▶ [Goal] Pull out the material word for word, starting with the line that contains "What elements are" and going on through the line that contains "x-tick-label: 1984 <box>103 322 117 349</box>". Leave any pictures out of your answer.

▶ [Items]
[START]
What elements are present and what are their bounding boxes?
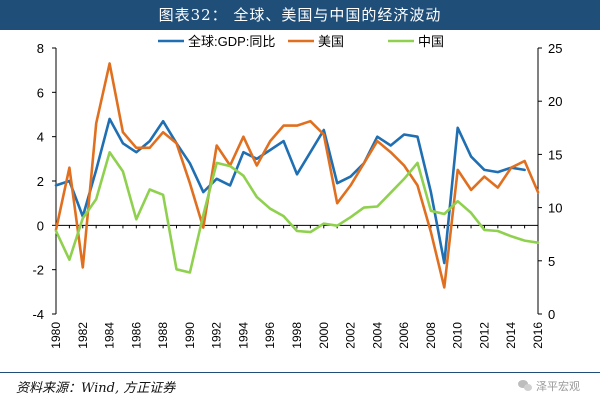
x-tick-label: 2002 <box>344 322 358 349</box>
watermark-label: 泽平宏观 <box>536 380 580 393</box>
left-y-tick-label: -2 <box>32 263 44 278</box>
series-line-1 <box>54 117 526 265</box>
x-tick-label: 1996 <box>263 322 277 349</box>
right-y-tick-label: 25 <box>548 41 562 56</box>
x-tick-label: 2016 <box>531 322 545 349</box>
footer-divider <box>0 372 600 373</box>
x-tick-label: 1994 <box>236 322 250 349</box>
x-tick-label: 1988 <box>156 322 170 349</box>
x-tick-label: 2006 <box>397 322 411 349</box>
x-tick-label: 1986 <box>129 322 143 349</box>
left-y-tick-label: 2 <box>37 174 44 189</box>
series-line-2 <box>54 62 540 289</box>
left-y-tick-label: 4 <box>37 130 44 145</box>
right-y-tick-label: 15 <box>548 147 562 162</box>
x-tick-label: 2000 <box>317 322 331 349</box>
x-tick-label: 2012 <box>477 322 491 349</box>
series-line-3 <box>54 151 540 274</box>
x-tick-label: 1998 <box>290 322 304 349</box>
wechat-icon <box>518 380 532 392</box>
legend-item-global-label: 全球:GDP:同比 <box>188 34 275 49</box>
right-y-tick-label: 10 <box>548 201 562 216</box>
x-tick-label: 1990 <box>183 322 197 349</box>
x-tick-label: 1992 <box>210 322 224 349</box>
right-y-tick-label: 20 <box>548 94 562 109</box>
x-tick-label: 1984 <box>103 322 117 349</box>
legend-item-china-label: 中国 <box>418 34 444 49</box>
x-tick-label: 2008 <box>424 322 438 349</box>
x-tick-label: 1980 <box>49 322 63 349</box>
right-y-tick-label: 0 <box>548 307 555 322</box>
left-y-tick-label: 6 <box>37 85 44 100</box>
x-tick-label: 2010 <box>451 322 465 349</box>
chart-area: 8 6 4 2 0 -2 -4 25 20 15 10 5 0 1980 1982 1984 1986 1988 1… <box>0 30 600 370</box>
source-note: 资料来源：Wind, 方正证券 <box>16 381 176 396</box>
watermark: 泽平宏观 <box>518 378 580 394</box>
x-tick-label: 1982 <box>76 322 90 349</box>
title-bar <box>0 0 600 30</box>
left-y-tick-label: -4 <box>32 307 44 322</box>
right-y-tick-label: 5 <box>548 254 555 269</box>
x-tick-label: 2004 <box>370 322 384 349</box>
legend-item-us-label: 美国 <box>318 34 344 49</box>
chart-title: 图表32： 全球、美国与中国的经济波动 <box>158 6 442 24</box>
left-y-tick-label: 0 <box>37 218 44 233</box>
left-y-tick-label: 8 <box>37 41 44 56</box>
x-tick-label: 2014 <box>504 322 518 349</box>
[END]
[START]
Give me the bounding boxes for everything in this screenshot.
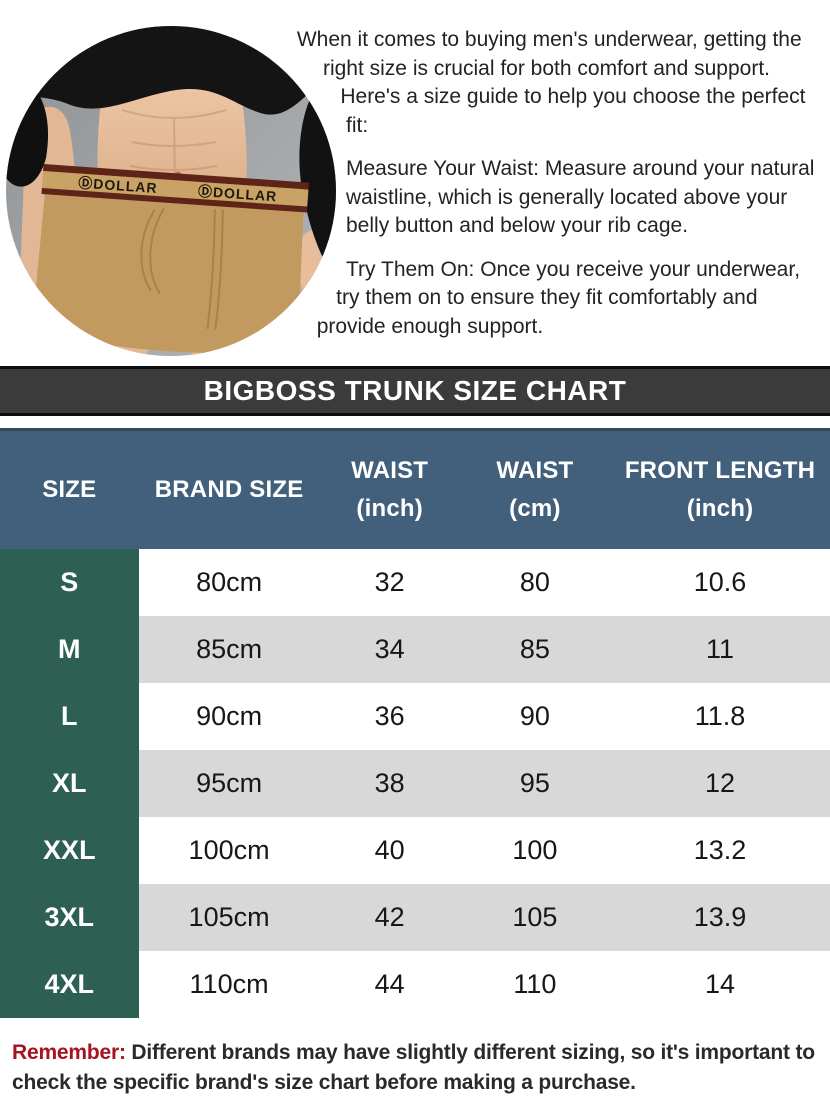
[END]
[START]
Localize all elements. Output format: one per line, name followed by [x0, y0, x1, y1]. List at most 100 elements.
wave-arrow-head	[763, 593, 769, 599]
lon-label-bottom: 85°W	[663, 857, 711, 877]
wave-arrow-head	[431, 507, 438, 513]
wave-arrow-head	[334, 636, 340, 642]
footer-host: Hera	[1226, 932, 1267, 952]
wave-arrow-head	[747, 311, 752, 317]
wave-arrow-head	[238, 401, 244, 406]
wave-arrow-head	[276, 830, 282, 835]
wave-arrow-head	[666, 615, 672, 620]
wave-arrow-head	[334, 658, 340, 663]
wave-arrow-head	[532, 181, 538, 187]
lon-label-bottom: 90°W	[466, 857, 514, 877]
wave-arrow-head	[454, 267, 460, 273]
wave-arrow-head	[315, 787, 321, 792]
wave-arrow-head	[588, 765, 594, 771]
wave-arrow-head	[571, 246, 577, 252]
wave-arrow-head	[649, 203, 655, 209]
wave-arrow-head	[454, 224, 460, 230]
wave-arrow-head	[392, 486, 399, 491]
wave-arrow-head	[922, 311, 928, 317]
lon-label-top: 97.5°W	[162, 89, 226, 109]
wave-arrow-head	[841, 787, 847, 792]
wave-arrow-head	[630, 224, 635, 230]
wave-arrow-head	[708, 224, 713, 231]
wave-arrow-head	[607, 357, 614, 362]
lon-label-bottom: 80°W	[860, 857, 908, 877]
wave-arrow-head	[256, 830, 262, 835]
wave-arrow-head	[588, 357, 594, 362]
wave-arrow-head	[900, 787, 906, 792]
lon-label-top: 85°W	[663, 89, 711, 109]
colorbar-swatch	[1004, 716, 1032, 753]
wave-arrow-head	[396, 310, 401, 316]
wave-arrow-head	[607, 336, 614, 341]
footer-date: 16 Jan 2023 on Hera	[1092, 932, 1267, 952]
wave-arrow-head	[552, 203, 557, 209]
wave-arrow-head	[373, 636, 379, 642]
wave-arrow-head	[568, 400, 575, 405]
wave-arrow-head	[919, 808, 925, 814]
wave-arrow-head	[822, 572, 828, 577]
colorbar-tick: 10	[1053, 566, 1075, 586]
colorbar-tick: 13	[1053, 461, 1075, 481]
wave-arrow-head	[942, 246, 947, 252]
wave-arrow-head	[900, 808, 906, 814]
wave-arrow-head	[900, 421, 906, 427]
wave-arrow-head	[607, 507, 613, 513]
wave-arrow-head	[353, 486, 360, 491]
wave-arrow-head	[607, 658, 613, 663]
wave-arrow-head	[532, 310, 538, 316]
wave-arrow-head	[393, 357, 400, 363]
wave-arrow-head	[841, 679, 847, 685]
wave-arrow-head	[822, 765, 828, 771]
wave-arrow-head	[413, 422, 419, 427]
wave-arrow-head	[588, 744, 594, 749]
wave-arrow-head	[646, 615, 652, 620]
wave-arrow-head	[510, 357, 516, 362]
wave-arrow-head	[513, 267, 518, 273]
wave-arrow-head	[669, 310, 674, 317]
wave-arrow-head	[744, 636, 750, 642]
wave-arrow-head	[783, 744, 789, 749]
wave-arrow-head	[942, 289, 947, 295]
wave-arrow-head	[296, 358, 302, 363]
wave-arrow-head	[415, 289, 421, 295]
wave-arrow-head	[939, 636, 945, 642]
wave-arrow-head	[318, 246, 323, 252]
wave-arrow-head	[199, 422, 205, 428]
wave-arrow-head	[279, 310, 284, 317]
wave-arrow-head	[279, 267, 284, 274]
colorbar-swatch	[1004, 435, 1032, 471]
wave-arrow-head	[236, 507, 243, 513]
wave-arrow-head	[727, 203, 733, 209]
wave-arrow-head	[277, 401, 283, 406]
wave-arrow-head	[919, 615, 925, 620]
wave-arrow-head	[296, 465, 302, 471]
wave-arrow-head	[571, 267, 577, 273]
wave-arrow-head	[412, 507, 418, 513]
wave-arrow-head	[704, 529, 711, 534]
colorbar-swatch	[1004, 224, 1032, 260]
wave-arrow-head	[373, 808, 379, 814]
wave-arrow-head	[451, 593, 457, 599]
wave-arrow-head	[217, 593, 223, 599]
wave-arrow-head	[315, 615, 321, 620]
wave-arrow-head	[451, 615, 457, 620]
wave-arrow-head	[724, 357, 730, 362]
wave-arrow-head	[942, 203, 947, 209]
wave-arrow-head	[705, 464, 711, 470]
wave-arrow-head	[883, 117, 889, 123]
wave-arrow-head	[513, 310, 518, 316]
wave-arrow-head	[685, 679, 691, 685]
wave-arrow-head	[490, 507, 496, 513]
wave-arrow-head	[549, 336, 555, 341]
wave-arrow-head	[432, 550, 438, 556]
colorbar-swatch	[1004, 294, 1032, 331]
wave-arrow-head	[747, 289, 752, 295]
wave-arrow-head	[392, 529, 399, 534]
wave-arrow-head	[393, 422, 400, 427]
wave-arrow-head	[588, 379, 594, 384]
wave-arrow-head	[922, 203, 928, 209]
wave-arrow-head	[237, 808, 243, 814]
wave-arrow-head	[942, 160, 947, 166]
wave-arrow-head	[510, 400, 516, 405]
[END]
▶ [Correct output]
What elements are present and what are their bounding boxes?
x-tick-label: 2002 <box>344 322 358 349</box>
watermark-label: 泽平宏观 <box>536 380 580 393</box>
left-y-tick-label: -2 <box>32 263 44 278</box>
series-line-1 <box>54 117 526 265</box>
x-tick-label: 1996 <box>263 322 277 349</box>
right-y-tick-label: 25 <box>548 41 562 56</box>
x-tick-label: 2016 <box>531 322 545 349</box>
footer-divider <box>0 372 600 373</box>
x-tick-label: 1994 <box>236 322 250 349</box>
x-tick-label: 1988 <box>156 322 170 349</box>
x-tick-label: 2006 <box>397 322 411 349</box>
x-tick-label: 1986 <box>129 322 143 349</box>
left-y-tick-label: 2 <box>37 174 44 189</box>
series-line-2 <box>54 62 540 289</box>
left-y-tick-label: 4 <box>37 130 44 145</box>
right-y-tick-label: 15 <box>548 147 562 162</box>
x-tick-label: 2000 <box>317 322 331 349</box>
x-tick-label: 2012 <box>477 322 491 349</box>
series-line-3 <box>54 151 540 274</box>
x-tick-label: 1998 <box>290 322 304 349</box>
wechat-icon <box>518 380 532 392</box>
legend-item-global-label: 全球:GDP:同比 <box>188 34 275 49</box>
right-y-tick-label: 10 <box>548 201 562 216</box>
x-tick-label: 1990 <box>183 322 197 349</box>
x-tick-label: 1992 <box>210 322 224 349</box>
right-y-tick-label: 20 <box>548 94 562 109</box>
x-tick-label: 1984 <box>103 322 117 349</box>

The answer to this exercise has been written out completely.